» **Task to complete**:
Find the lines holding "located" and copy them.

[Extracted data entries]
──────────

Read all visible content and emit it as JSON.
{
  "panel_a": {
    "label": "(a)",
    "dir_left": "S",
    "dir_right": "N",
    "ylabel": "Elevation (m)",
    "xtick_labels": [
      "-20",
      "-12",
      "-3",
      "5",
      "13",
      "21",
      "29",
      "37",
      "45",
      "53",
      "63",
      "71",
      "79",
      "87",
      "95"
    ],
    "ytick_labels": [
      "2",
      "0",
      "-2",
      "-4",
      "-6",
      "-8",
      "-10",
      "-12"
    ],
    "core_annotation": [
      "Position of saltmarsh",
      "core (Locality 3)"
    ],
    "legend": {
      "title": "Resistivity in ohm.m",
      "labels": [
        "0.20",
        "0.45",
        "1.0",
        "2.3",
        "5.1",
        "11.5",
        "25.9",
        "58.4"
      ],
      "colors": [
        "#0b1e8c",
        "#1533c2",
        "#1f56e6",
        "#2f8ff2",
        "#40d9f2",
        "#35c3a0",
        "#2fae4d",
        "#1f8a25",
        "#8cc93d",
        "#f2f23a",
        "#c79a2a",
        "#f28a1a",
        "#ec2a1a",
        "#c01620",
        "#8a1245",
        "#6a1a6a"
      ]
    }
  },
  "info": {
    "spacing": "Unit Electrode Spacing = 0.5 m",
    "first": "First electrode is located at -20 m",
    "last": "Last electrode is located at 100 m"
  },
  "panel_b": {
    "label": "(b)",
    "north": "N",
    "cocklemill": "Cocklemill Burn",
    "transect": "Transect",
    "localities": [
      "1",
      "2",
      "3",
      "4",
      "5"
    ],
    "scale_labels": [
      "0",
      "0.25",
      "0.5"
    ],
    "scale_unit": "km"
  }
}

──────────

» **In response**:
    "first": "First electrode is located at -20 m",
    "last": "Last electrode is located at 100 m"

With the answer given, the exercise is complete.